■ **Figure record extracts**
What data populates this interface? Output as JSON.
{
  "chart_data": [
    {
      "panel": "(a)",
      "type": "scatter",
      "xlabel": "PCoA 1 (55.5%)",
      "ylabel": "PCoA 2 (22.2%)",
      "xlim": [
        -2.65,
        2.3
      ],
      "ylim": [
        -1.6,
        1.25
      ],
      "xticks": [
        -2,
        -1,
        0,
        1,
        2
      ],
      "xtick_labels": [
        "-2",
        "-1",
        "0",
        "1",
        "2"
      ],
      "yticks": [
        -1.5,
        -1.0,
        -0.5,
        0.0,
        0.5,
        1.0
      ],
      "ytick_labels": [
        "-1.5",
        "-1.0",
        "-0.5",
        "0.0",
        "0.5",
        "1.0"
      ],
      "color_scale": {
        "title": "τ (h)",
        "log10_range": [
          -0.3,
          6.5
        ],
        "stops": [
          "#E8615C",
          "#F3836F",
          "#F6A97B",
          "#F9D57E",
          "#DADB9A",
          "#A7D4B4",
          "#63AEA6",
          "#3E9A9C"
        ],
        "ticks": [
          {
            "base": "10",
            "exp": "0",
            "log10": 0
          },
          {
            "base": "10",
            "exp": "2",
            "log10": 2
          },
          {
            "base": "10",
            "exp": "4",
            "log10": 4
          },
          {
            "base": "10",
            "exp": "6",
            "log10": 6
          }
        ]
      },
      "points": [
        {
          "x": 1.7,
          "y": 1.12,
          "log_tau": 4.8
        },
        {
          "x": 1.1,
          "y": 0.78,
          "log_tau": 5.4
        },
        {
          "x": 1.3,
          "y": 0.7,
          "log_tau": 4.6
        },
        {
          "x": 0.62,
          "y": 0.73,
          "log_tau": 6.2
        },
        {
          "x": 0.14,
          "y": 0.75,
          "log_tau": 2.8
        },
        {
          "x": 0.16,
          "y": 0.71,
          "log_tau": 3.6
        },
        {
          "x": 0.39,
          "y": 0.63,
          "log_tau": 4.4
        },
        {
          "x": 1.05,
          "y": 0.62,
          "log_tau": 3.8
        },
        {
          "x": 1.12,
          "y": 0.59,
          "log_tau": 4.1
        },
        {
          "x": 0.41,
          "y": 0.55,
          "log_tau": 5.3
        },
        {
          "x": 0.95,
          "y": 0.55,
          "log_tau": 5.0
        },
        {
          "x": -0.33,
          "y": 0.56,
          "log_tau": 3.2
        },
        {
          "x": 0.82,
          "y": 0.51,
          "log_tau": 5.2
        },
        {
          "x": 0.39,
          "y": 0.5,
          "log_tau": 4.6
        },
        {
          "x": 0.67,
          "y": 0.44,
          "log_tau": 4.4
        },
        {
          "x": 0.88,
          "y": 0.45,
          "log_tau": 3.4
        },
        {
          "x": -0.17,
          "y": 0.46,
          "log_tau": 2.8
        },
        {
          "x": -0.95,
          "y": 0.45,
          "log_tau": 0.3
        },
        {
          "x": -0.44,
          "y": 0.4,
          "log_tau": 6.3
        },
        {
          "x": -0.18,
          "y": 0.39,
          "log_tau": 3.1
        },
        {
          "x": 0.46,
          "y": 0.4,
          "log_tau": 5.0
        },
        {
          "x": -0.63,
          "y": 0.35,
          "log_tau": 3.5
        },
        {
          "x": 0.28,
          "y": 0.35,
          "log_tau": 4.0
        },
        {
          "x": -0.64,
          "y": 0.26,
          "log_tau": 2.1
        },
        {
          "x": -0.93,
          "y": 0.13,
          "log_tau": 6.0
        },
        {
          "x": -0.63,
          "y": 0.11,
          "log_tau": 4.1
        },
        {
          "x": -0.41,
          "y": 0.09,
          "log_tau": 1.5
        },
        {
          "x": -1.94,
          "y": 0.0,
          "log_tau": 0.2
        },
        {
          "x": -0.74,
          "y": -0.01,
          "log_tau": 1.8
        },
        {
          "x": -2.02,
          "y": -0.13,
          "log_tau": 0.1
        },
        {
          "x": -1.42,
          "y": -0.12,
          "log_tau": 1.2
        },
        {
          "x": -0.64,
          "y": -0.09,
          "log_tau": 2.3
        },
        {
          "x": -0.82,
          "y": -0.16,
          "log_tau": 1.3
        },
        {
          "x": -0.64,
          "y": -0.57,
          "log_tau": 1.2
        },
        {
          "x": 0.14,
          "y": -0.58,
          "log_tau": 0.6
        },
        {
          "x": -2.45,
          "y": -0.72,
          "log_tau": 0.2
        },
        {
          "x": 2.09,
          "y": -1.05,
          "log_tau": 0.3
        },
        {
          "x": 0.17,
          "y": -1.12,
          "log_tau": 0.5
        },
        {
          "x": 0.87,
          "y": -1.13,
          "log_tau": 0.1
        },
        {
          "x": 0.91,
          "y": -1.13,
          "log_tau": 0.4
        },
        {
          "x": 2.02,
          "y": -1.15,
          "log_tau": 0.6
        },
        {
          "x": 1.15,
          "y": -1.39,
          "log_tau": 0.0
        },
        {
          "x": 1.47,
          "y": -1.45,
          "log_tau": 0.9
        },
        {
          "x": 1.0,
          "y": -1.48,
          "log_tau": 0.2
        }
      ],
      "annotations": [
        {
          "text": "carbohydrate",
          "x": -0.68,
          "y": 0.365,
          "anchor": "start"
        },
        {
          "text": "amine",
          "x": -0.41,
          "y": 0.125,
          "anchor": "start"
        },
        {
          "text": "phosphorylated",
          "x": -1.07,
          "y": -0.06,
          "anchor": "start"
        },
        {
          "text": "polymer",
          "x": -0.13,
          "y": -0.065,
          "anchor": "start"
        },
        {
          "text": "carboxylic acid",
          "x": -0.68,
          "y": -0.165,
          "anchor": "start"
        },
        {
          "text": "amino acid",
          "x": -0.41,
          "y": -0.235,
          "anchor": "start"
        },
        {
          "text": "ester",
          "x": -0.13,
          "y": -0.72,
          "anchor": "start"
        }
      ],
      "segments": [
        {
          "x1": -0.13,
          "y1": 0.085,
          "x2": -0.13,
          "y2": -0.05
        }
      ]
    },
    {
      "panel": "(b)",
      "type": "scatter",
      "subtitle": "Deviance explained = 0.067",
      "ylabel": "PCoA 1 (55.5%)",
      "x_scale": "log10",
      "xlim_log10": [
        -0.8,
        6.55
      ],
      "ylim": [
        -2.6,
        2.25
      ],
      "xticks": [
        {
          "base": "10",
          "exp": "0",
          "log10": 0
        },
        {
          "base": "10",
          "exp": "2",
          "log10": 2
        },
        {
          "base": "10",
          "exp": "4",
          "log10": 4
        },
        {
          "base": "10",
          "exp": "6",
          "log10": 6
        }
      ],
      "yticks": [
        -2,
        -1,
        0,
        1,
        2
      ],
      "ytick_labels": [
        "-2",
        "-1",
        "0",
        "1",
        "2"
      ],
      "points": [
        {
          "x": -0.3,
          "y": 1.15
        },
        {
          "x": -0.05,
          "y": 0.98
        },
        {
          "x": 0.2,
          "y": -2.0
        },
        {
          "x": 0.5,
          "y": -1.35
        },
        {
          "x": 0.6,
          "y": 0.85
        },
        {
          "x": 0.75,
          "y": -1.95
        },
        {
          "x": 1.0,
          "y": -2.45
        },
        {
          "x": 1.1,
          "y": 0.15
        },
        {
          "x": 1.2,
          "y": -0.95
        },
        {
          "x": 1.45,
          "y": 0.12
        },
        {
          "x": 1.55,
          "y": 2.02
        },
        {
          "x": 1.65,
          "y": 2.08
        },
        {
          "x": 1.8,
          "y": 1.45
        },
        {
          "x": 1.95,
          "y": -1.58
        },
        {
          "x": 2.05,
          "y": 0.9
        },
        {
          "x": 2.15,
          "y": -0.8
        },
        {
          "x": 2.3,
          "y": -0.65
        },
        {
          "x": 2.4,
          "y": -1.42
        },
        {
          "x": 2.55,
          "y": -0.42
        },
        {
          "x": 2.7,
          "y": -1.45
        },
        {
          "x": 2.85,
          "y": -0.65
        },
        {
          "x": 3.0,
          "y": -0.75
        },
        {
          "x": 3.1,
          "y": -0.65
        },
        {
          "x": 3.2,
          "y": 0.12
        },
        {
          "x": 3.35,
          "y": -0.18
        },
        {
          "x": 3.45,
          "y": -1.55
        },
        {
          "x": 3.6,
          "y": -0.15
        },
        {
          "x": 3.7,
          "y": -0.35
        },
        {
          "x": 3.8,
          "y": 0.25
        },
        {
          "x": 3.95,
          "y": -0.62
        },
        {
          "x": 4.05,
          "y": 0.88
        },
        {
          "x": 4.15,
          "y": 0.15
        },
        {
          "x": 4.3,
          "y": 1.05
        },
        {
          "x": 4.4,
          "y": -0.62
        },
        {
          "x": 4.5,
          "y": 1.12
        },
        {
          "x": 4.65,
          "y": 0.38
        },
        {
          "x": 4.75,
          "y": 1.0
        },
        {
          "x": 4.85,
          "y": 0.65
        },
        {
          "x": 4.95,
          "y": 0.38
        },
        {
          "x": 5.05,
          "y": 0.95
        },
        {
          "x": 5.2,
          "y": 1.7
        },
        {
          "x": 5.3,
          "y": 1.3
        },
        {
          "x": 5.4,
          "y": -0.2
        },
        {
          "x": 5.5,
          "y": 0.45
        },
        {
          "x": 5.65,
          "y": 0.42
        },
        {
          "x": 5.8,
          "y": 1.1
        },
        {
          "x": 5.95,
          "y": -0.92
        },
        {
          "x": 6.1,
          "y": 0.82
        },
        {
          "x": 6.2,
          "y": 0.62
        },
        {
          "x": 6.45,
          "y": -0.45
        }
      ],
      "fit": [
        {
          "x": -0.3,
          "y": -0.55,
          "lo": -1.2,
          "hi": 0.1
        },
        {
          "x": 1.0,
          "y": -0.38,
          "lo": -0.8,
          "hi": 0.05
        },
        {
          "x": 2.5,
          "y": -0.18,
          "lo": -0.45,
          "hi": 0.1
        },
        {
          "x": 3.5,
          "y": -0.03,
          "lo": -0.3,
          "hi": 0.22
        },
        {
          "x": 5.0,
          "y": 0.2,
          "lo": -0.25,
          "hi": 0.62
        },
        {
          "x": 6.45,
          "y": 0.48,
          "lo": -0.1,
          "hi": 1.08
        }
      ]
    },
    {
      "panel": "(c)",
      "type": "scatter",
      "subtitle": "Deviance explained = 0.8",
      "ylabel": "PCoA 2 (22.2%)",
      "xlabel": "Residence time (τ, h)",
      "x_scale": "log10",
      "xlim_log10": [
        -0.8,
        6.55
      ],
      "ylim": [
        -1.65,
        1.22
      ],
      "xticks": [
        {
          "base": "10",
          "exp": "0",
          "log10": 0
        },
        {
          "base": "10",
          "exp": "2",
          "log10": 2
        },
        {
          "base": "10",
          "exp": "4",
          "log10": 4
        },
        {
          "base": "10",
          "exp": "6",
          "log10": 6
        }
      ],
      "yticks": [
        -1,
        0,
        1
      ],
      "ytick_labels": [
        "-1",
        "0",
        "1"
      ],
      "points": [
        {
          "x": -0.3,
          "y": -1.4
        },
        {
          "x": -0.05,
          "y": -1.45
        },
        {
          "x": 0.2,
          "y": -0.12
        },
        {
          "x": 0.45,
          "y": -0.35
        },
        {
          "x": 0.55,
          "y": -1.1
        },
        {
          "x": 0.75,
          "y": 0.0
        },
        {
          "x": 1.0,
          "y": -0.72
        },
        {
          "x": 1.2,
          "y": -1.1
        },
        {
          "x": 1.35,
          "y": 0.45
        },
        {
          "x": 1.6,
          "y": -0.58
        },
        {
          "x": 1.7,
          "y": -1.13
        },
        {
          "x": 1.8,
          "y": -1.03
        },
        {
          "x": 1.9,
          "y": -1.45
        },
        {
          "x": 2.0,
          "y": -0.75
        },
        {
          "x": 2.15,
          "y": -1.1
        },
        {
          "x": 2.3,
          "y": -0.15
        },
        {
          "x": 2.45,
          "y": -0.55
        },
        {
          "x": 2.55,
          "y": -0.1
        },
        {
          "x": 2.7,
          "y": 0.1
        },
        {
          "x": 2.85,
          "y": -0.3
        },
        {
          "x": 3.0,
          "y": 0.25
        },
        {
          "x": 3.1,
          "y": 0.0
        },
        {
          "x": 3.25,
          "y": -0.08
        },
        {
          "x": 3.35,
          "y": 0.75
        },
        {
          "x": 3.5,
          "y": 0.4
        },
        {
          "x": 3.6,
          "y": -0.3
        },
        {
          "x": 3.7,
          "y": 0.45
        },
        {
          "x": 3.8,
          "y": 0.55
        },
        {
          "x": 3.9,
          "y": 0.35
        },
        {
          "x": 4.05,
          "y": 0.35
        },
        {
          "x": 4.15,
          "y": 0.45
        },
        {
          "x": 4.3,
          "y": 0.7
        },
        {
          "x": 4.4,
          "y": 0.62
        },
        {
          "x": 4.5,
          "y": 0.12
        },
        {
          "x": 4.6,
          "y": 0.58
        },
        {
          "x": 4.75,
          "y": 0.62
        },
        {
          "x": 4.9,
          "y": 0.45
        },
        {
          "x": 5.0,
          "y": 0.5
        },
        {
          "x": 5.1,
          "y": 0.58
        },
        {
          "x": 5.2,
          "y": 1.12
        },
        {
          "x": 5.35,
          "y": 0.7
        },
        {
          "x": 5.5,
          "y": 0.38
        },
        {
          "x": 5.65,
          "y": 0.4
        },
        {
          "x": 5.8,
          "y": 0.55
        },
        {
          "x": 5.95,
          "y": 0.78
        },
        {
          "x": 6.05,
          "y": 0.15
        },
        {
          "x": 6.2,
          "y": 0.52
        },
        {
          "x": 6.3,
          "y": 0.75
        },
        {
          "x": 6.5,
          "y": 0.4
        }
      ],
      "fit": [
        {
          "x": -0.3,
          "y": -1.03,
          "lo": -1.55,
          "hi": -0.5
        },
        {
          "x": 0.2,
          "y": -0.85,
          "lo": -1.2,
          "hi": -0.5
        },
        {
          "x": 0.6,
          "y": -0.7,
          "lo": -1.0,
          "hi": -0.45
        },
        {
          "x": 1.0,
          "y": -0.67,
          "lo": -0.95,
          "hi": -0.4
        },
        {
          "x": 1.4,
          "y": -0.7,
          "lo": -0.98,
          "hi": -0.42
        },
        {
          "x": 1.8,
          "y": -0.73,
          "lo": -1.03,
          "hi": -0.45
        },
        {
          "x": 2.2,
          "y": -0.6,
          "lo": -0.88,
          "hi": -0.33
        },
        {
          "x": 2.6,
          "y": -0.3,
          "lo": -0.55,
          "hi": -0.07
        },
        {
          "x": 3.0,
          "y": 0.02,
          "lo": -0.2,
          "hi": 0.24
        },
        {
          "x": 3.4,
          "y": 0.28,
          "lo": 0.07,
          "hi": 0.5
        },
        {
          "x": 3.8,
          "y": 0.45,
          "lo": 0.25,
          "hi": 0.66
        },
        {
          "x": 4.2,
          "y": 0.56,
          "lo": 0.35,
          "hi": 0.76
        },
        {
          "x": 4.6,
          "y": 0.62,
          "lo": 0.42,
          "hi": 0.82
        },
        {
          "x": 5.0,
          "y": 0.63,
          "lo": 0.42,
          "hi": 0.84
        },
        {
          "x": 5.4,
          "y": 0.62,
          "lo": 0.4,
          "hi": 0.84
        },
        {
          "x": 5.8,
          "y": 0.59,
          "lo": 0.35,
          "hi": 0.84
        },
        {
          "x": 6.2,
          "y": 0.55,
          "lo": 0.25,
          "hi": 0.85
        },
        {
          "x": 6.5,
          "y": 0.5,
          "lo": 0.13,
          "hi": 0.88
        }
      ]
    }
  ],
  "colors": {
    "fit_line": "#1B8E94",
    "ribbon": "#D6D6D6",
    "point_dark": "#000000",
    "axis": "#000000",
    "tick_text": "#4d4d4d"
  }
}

■ **WHAT TO PRODUCE**
Gather each line from the entries above that includes the word "subtitle".

■ **SOLVED PROBLEM**
      "subtitle": "Deviance explained = 0.067",
      "subtitle": "Deviance explained = 0.8",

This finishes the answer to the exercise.